___ Items ___
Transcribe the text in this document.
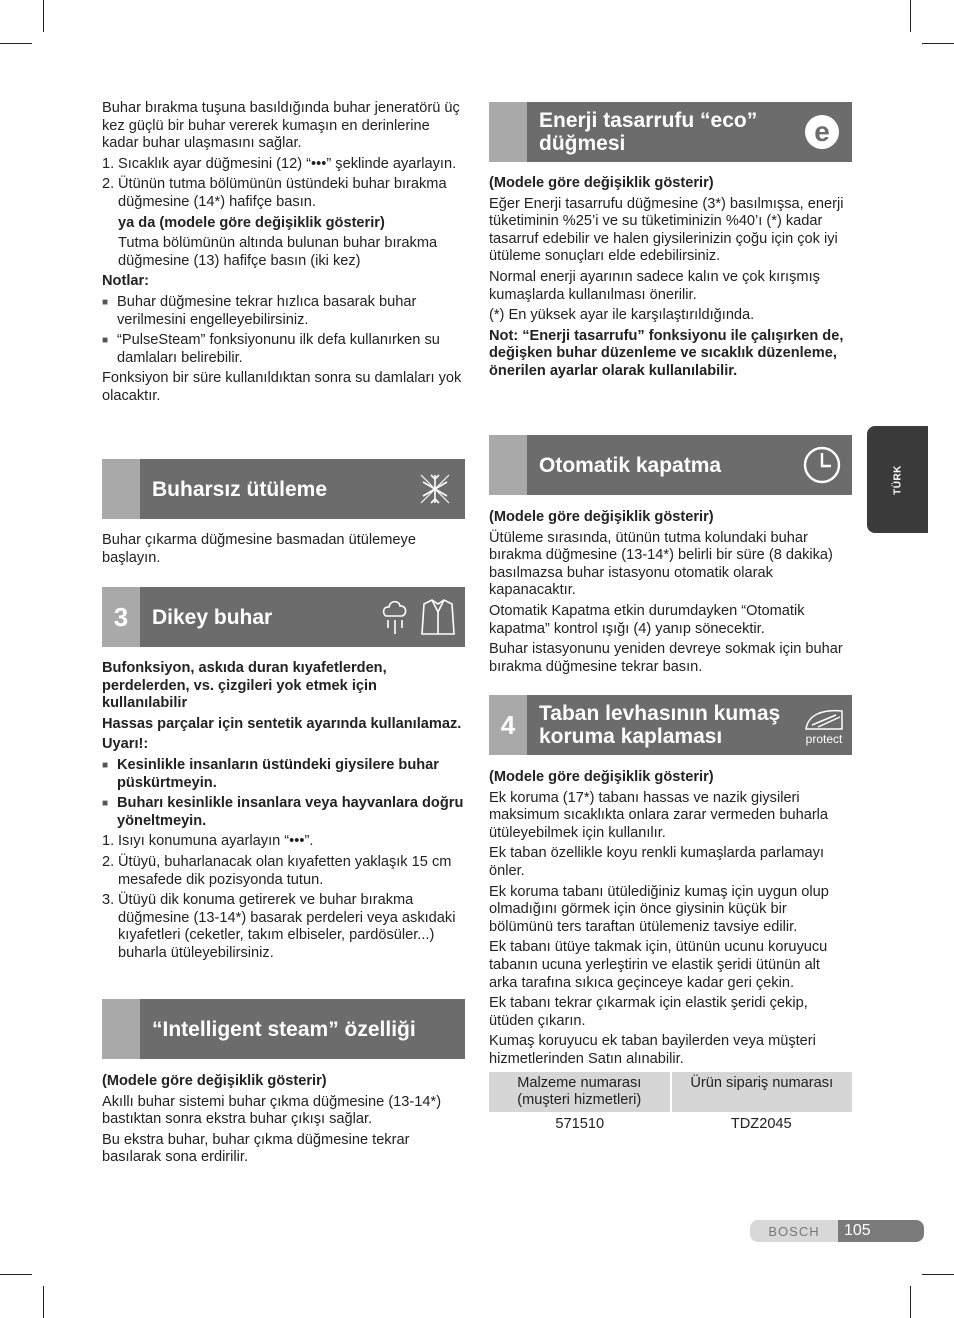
TÜRK

Buhar bırakma tuşuna basıldığında buhar jeneratörü üç kez güçlü bir buhar vererek kumaşın en derinlerine kadar buhar ulaşmasını sağlar.

1. Sıcaklık ayar düğmesini (12) “•••” şeklinde ayarlayın.
2. Ütünün tutma bölümünün üstündeki buhar bırakma düğmesine (14*) hafifçe basın.

ya da (modele göre değişiklik gösterir)

Tutma bölümünün altında bulunan buhar bırakma düğmesine (13) hafifçe basın (iki kez)

Notlar:

■ Buhar düğmesine tekrar hızlıca basarak buhar verilmesini engelleyebilirsiniz.
■ “PulseSteam” fonksiyonunu ilk defa kullanırken su damlaları belirebilir.

Fonksiyon bir süre kullanıldıktan sonra su damlaları yok olacaktır.

Buharsız ütüleme

Buhar çıkarma düğmesine basmadan ütülemeye başlayın.

3	Dikey buhar

Bufonksiyon, askıda duran kıyafetlerden, perdelerden, vs. çizgileri yok etmek için kullanılabilir

Hassas parçalar için sentetik ayarında kullanılamaz.

Uyarı!:

■ Kesinlikle insanların üstündeki giysilere buhar püskürtmeyin.
■ Buharı kesinlikle insanlara veya hayvanlara doğru yöneltmeyin.
1. Isıyı konumuna ayarlayın “•••”.
2. Ütüyü, buharlanacak olan kıyafetten yaklaşık 15 cm mesafede dik pozisyonda tutun.
3. Ütüyü dik konuma getirerek ve buhar bırakma düğmesine (13-14*) basarak perdeleri veya askıdaki kıyafetleri (ceketler, takım elbiseler, pardösüler...) buharla ütüleyebilirsiniz.
“Intelligent steam” özelliği

(Modele göre değişiklik gösterir)

Akıllı buhar sistemi buhar çıkma düğmesine (13-14*) bastıktan sonra ekstra buhar çıkışı sağlar.

Bu ekstra buhar, buhar çıkma düğmesine tekrar basılarak sona erdirilir.

Enerji tasarrufu “eco” düğmesi	e

(Modele göre değişiklik gösterir)

Eğer Enerji tasarrufu düğmesine (3*) basılmışsa, enerji tüketiminin %25’i ve su tüketiminizin %40’ı (*) kadar tasarruf edebilir ve halen giysilerinizin çoğu için çok iyi ütüleme sonuçları elde edebilirsiniz.

Normal enerji ayarının sadece kalın ve çok kırışmış kumaşlarda kullanılması önerilir.

(*) En yüksek ayar ile karşılaştırıldığında.

Not: “Enerji tasarrufu” fonksiyonu ile çalışırken de, değişken buhar düzenleme ve sıcaklık düzenleme, önerilen ayarlar olarak kullanılabilir.

Otomatik kapatma

(Modele göre değişiklik gösterir)

Ütüleme sırasında, ütünün tutma kolundaki buhar bırakma düğmesine (13-14*) belirli bir süre (8 dakika) basılmazsa buhar istasyonu otomatik olarak kapanacaktır.

Otomatik Kapatma etkin durumdayken “Otomatik kapatma” kontrol ışığı (4) yanıp sönecektir.

Buhar istasyonunu yeniden devreye sokmak için buhar bırakma düğmesine tekrar basın.

4	Taban levhasının kumaş koruma kaplaması	protect

(Modele göre değişiklik gösterir)

Ek koruma (17*) tabanı hassas ve nazik giysileri maksimum sıcaklıkta onlara zarar vermeden buharla ütüleyebilmek için kullanılır.

Ek taban özellikle koyu renkli kumaşlarda parlamayı önler.

Ek koruma tabanı ütülediğiniz kumaş için uygun olup olmadığını görmek için önce giysinin küçük bir bölümünü ters taraftan ütülemeniz tavsiye edilir.

Ek tabanı ütüye takmak için, ütünün ucunu koruyucu tabanın ucuna yerleştirin ve elastik şeridi ütünün alt arka tarafına sıkıca geçinceye kadar geri çekin.

Ek tabanı tekrar çıkarmak için elastik şeridi çekip, ütüden çıkarın.

Kumaş koruyucu ek taban bayilerden veya müşteri hizmetlerinden Satın alınabilir.

Malzeme numarası (muşteri hizmetleri)	Ürün sipariş numarası
571510	TDZ2045
BOSCH	105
___
§ **What the task requires**:
Go through the lines above. Select every one that has the string "bırakma".

§ **Complete answer**:
Buhar bırakma tuşuna basıldığında buhar jeneratörü üç kez güçlü bir buhar vererek kumaşın en derinlerine kadar buhar ulaşmasını sağlar.
2. Ütünün tutma bölümünün üstündeki buhar bırakma düğmesine (14*) hafifçe basın.
Tutma bölümünün altında bulunan buhar bırakma düğmesine (13) hafifçe basın (iki kez)
3. Ütüyü dik konuma getirerek ve buhar bırakma düğmesine (13-14*) basarak perdeleri veya askıdaki kıyafetleri (ceketler, takım elbiseler, pardösüler...) buharla ütüleyebilirsiniz.
Ütüleme sırasında, ütünün tutma kolundaki buhar bırakma düğmesine (13-14*) belirli bir süre (8 dakika) basılmazsa buhar istasyonu otomatik olarak kapanacaktır.
Buhar istasyonunu yeniden devreye sokmak için buhar bırakma düğmesine tekrar basın.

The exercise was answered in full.